Stated task
The records below should be written out again, exactly.

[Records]
==========
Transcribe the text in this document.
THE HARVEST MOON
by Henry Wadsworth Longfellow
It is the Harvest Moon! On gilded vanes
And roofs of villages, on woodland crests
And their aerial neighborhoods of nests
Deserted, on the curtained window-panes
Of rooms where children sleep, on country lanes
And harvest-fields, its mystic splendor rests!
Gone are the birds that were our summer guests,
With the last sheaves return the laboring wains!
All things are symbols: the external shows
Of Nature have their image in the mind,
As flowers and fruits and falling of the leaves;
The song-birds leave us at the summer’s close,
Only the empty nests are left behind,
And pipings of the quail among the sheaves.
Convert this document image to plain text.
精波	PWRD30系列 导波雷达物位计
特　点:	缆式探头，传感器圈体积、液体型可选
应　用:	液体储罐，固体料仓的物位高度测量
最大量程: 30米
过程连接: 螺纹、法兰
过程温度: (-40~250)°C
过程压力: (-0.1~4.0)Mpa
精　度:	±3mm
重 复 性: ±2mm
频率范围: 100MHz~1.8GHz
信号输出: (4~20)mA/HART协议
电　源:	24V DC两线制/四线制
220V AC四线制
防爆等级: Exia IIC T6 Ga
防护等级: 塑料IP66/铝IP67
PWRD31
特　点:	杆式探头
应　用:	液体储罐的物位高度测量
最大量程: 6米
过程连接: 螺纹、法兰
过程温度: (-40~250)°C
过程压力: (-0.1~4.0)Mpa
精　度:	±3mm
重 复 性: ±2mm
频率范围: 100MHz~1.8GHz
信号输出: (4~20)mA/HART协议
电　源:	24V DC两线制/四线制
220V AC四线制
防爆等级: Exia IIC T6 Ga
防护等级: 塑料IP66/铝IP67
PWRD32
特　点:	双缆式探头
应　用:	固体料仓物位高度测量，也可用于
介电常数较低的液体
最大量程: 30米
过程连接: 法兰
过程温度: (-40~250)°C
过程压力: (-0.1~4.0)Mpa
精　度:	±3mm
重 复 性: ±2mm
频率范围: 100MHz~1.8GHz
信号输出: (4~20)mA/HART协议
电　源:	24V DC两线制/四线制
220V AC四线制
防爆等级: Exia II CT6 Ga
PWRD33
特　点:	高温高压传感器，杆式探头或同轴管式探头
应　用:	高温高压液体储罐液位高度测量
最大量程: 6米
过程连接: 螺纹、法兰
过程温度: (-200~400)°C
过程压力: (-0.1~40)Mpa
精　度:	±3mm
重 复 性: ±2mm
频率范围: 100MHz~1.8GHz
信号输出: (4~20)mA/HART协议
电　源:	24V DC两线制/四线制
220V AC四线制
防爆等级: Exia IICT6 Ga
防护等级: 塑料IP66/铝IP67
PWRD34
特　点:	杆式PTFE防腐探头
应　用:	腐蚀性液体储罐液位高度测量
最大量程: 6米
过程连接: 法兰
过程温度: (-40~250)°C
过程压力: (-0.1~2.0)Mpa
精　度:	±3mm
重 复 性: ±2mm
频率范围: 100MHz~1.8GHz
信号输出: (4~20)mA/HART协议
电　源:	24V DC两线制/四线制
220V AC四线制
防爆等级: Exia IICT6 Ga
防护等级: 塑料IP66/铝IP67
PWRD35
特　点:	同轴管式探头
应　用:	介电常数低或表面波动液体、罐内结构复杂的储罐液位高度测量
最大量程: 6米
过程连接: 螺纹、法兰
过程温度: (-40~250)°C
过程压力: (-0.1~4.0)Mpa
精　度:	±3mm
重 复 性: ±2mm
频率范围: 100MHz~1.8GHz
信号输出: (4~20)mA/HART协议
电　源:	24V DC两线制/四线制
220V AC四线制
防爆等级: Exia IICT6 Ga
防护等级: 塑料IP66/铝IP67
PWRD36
==========
Written reply
Transcribe the text in this document.
THE HARVEST MOON
by Henry Wadsworth Longfellow
It is the Harvest Moon! On gilded vanes
And roofs of villages, on woodland crests
And their aerial neighborhoods of nests
Deserted, on the curtained window-panes
Of rooms where children sleep, on country lanes
And harvest-fields, its mystic splendor rests!
Gone are the birds that were our summer guests,
With the last sheaves return the laboring wains!
All things are symbols: the external shows
Of Nature have their image in the mind,
As flowers and fruits and falling of the leaves;
The song-birds leave us at the summer’s close,
Only the empty nests are left behind,
And pipings of the quail among the sheaves.
Convert this document image to plain text.
精波	PWRD30系列 导波雷达物位计
特　点:	缆式探头，传感器圈体积、液体型可选
应　用:	液体储罐，固体料仓的物位高度测量
最大量程: 30米
过程连接: 螺纹、法兰
过程温度: (-40~250)°C
过程压力: (-0.1~4.0)Mpa
精　度:	±3mm
重 复 性: ±2mm
频率范围: 100MHz~1.8GHz
信号输出: (4~20)mA/HART协议
电　源:	24V DC两线制/四线制
220V AC四线制
防爆等级: Exia IIC T6 Ga
防护等级: 塑料IP66/铝IP67
PWRD31
特　点:	杆式探头
应　用:	液体储罐的物位高度测量
最大量程: 6米
过程连接: 螺纹、法兰
过程温度: (-40~250)°C
过程压力: (-0.1~4.0)Mpa
精　度:	±3mm
重 复 性: ±2mm
频率范围: 100MHz~1.8GHz
信号输出: (4~20)mA/HART协议
电　源:	24V DC两线制/四线制
220V AC四线制
防爆等级: Exia IIC T6 Ga
防护等级: 塑料IP66/铝IP67
PWRD32
特　点:	双缆式探头
应　用:	固体料仓物位高度测量，也可用于
介电常数较低的液体
最大量程: 30米
过程连接: 法兰
过程温度: (-40~250)°C
过程压力: (-0.1~4.0)Mpa
精　度:	±3mm
重 复 性: ±2mm
频率范围: 100MHz~1.8GHz
信号输出: (4~20)mA/HART协议
电　源:	24V DC两线制/四线制
220V AC四线制
防爆等级: Exia II CT6 Ga
PWRD33
特　点:	高温高压传感器，杆式探头或同轴管式探头
应　用:	高温高压液体储罐液位高度测量
最大量程: 6米
过程连接: 螺纹、法兰
过程温度: (-200~400)°C
过程压力: (-0.1~40)Mpa
精　度:	±3mm
重 复 性: ±2mm
频率范围: 100MHz~1.8GHz
信号输出: (4~20)mA/HART协议
电　源:	24V DC两线制/四线制
220V AC四线制
防爆等级: Exia IICT6 Ga
防护等级: 塑料IP66/铝IP67
PWRD34
特　点:	杆式PTFE防腐探头
应　用:	腐蚀性液体储罐液位高度测量
最大量程: 6米
过程连接: 法兰
过程温度: (-40~250)°C
过程压力: (-0.1~2.0)Mpa
精　度:	±3mm
重 复 性: ±2mm
频率范围: 100MHz~1.8GHz
信号输出: (4~20)mA/HART协议
电　源:	24V DC两线制/四线制
220V AC四线制
防爆等级: Exia IICT6 Ga
防护等级: 塑料IP66/铝IP67
PWRD35
特　点:	同轴管式探头
应　用:	介电常数低或表面波动液体、罐内结构复杂的储罐液位高度测量
最大量程: 6米
过程连接: 螺纹、法兰
过程温度: (-40~250)°C
过程压力: (-0.1~4.0)Mpa
精　度:	±3mm
重 复 性: ±2mm
频率范围: 100MHz~1.8GHz
信号输出: (4~20)mA/HART协议
电　源:	24V DC两线制/四线制
220V AC四线制
防爆等级: Exia IICT6 Ga
防护等级: 塑料IP66/铝IP67
PWRD36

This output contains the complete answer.